◆ Work instructions
Return only the number of lines that hold "Tato".

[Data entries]
— START —
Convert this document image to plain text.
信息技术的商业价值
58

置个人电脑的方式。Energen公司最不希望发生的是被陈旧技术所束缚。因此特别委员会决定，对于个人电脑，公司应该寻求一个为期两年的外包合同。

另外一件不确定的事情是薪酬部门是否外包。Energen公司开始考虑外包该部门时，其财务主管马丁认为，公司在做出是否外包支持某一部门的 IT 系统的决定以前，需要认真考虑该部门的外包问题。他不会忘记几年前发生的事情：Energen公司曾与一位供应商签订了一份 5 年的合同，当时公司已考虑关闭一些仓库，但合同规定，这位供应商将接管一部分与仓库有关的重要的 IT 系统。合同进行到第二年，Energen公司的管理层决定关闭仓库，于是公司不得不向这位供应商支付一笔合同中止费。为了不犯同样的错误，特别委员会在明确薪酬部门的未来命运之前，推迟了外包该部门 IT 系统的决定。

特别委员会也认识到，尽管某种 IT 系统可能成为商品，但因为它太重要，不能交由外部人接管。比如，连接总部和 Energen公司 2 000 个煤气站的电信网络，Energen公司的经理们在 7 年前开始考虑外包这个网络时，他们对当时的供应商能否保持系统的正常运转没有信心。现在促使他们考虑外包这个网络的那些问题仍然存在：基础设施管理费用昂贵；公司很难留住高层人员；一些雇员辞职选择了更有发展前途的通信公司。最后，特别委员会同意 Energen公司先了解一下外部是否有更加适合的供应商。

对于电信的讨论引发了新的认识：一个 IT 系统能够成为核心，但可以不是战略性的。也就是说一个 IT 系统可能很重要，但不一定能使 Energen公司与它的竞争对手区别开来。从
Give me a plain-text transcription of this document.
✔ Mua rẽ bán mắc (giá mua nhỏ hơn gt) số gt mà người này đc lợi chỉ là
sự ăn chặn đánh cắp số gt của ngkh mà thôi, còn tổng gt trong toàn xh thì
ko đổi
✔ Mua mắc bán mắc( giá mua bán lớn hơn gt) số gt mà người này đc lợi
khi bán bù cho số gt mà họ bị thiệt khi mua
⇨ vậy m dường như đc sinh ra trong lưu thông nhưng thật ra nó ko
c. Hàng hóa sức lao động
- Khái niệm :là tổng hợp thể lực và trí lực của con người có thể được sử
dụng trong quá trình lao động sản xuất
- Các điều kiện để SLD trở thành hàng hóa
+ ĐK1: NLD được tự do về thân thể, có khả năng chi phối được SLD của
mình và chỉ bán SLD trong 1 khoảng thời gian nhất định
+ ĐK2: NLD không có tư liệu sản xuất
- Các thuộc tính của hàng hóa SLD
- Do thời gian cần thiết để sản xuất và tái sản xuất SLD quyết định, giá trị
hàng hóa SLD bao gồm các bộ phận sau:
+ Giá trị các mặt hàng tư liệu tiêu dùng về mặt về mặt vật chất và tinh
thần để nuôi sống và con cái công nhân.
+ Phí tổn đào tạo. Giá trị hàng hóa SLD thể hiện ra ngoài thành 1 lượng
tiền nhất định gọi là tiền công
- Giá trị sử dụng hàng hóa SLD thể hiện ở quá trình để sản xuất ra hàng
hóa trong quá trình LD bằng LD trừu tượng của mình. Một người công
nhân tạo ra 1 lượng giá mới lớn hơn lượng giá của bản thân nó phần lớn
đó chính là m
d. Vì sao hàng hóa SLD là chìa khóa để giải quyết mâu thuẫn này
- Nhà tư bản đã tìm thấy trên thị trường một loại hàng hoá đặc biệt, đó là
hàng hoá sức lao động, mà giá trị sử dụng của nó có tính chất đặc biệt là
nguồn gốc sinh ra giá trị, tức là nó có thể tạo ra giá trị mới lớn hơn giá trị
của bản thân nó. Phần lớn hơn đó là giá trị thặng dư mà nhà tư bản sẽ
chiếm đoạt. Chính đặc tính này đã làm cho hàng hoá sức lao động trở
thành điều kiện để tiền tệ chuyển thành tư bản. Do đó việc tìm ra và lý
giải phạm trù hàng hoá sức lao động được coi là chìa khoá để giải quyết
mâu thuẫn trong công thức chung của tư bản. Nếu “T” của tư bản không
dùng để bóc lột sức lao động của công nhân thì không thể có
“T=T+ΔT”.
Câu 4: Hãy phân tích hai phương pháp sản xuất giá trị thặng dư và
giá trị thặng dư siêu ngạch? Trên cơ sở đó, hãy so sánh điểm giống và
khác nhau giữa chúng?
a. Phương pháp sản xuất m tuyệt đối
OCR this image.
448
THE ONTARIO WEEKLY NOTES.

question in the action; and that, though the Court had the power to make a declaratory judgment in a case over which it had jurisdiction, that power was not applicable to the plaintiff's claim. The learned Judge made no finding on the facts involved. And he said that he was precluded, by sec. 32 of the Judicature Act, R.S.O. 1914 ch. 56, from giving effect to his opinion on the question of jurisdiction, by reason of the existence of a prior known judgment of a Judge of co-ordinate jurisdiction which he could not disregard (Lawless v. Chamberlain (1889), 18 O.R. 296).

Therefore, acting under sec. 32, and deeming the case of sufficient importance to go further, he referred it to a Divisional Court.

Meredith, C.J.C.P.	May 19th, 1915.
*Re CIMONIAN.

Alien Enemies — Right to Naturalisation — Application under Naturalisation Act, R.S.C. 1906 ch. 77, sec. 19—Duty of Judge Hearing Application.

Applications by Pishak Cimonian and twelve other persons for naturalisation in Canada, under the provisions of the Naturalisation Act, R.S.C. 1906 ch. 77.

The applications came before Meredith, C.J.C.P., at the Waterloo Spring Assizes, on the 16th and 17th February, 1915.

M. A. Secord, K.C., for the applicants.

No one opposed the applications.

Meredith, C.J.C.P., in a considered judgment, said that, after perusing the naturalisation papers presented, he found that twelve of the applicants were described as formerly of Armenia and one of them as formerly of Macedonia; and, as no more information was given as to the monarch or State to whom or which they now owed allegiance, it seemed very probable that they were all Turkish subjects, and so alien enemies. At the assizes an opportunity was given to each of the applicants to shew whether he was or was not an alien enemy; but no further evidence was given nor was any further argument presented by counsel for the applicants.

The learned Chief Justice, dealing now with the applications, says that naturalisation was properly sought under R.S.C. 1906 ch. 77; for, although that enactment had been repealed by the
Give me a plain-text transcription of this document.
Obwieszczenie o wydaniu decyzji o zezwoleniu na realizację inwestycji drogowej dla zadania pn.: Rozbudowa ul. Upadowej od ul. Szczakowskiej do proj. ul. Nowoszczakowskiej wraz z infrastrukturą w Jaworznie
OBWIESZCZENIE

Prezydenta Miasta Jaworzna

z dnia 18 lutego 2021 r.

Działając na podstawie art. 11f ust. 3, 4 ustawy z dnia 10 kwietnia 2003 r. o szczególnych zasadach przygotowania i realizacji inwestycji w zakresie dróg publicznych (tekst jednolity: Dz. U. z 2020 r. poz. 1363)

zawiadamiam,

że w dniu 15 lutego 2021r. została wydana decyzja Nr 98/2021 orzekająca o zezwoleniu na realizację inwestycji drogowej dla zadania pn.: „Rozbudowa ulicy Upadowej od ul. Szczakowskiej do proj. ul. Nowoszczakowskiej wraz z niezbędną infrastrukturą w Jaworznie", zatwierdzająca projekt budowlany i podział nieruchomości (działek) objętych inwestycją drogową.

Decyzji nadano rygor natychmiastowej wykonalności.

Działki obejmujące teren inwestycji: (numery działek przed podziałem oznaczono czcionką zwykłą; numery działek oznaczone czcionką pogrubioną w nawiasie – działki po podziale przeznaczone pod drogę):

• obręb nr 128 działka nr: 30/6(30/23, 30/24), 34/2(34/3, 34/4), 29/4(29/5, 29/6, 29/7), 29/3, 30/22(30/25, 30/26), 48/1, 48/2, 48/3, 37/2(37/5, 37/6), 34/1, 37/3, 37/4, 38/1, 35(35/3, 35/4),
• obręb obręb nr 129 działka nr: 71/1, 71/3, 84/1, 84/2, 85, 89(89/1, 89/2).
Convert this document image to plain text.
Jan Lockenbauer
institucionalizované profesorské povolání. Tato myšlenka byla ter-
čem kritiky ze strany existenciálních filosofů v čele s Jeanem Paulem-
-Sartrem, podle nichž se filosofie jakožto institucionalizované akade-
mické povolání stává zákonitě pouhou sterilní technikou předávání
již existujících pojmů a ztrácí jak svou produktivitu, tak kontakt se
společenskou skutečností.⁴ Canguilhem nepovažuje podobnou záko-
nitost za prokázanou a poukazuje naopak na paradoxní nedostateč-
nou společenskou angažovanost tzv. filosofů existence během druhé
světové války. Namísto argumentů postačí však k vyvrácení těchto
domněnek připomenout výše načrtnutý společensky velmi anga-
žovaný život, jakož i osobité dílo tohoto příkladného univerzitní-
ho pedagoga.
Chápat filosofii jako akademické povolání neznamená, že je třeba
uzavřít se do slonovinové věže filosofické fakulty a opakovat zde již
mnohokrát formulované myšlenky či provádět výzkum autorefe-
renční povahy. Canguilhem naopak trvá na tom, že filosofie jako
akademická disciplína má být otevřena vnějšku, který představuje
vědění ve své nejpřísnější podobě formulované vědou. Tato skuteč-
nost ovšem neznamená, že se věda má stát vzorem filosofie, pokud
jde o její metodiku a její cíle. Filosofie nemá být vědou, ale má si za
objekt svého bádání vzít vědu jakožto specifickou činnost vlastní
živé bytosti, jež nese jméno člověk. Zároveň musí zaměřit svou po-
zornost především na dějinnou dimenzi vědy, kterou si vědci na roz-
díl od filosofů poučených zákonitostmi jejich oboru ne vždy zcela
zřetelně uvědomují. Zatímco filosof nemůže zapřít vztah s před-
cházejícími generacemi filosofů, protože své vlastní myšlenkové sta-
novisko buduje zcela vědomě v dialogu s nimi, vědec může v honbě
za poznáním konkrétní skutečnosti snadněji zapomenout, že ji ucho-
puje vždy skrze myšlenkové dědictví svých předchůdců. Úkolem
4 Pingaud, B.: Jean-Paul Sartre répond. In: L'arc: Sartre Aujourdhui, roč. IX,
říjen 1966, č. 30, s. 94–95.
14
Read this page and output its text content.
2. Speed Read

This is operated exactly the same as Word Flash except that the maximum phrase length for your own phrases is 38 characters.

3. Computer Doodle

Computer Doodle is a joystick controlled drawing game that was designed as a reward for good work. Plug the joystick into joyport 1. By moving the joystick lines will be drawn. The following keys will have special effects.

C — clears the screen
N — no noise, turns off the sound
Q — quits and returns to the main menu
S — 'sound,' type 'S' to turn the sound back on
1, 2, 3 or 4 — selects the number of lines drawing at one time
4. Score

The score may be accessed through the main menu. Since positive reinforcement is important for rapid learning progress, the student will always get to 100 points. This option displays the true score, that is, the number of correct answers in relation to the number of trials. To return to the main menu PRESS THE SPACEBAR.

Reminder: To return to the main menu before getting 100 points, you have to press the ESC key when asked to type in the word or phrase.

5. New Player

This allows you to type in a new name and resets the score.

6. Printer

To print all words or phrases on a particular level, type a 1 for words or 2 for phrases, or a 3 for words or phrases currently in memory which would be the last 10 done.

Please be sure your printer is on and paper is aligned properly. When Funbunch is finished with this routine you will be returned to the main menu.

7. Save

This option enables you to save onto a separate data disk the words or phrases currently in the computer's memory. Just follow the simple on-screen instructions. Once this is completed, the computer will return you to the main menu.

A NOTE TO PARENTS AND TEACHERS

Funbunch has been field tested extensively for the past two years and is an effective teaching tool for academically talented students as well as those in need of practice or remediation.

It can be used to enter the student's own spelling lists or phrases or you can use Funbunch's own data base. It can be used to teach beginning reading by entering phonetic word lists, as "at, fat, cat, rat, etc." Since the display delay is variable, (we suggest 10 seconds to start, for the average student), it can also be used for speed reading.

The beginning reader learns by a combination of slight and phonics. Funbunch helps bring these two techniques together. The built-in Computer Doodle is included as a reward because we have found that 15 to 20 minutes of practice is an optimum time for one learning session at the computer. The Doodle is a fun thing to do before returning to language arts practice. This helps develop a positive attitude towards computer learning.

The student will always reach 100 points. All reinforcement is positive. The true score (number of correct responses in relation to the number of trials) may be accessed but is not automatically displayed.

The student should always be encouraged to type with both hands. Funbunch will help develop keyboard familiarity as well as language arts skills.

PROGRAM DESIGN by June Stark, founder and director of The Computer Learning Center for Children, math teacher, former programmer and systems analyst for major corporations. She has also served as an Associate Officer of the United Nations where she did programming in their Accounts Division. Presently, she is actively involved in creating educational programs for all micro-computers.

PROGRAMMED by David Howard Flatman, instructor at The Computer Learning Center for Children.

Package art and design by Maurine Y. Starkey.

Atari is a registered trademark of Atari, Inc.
— END —
◆ Complete response
2